THE EXERCISE:
Report, as a bare number, how many lines of the material below contain the word "games".

[Stored data]
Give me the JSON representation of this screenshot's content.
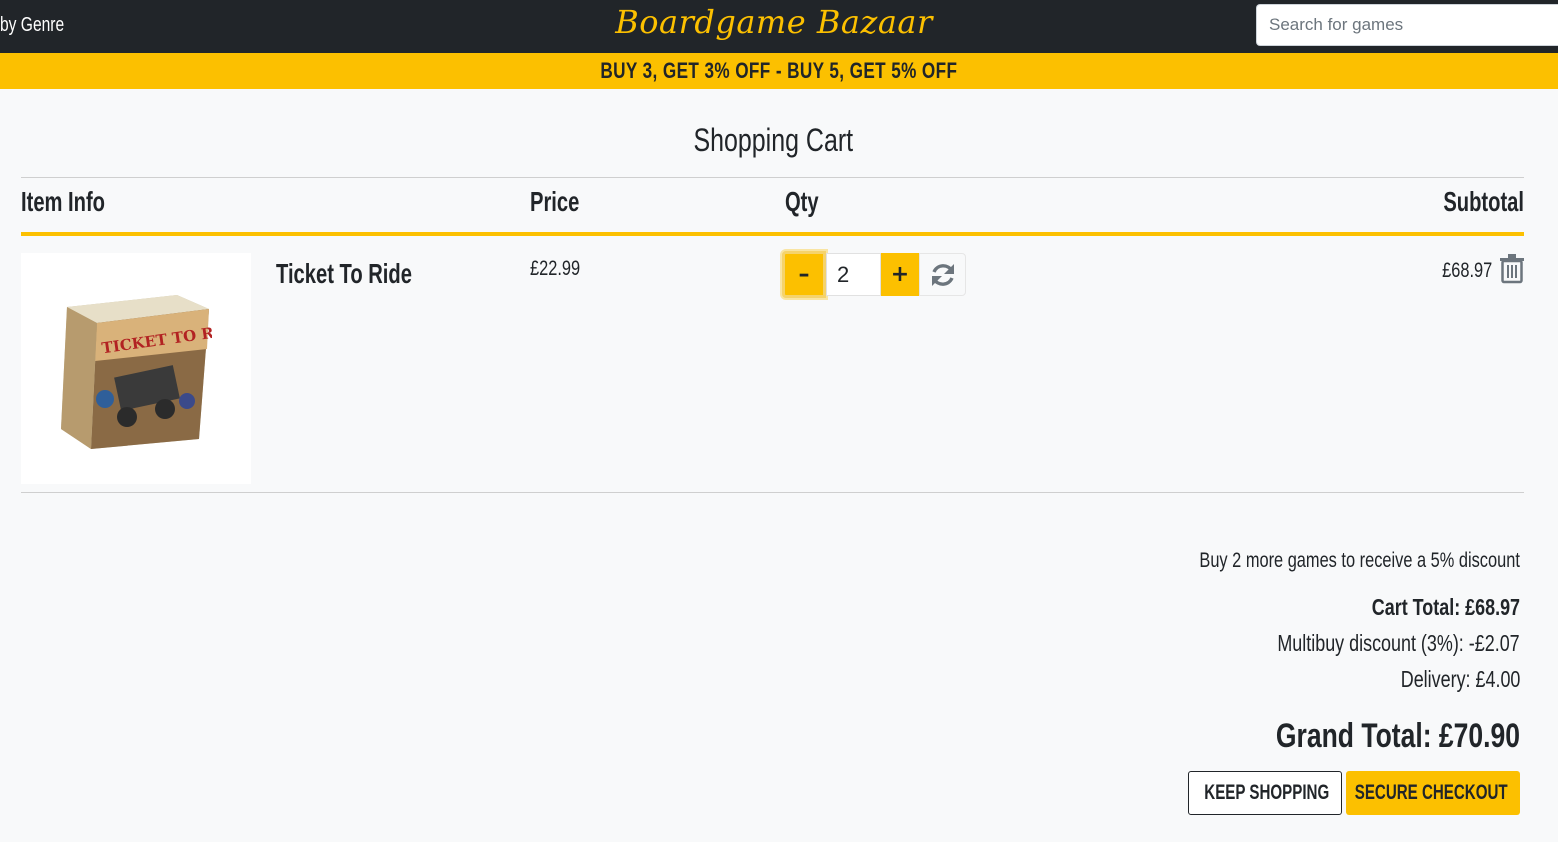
{
  "nav": {
    "genre_link": "by Genre",
    "brand": "Boardgame Bazaar",
    "search_placeholder": "Search for games"
  },
  "promo_banner": "BUY 3, GET 3% OFF - BUY 5, GET 5% OFF",
  "page_title": "Shopping Cart",
  "table": {
    "headers": {
      "item_info": "Item Info",
      "price": "Price",
      "qty": "Qty",
      "subtotal": "Subtotal"
    }
  },
  "cart_items": [
    {
      "name": "Ticket To Ride",
      "image_text": "TICKET TO RIDE",
      "price": "£22.99",
      "quantity": "2",
      "subtotal": "£68.97"
    }
  ],
  "summary": {
    "discount_message": "Buy 2 more games to receive a 5% discount",
    "cart_total": "Cart Total: £68.97",
    "multibuy_discount": "Multibuy discount (3%): -£2.07",
    "delivery": "Delivery: £4.00",
    "grand_total": "Grand Total: £70.90"
  },
  "buttons": {
    "keep_shopping": "KEEP SHOPPING",
    "secure_checkout": "SECURE CHECKOUT"
  },
  "colors": {
    "accent": "#fcc000",
    "navbar": "#212529",
    "background": "#f8f9fa"
  },
  "icons": {
    "qty_decrease": "minus-icon",
    "qty_increase": "plus-icon",
    "qty_update": "refresh-icon",
    "remove_item": "trash-icon",
    "keep_shopping": "chevron-left-icon",
    "checkout": "lock-icon"
  }
}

FINISHED TASK:
2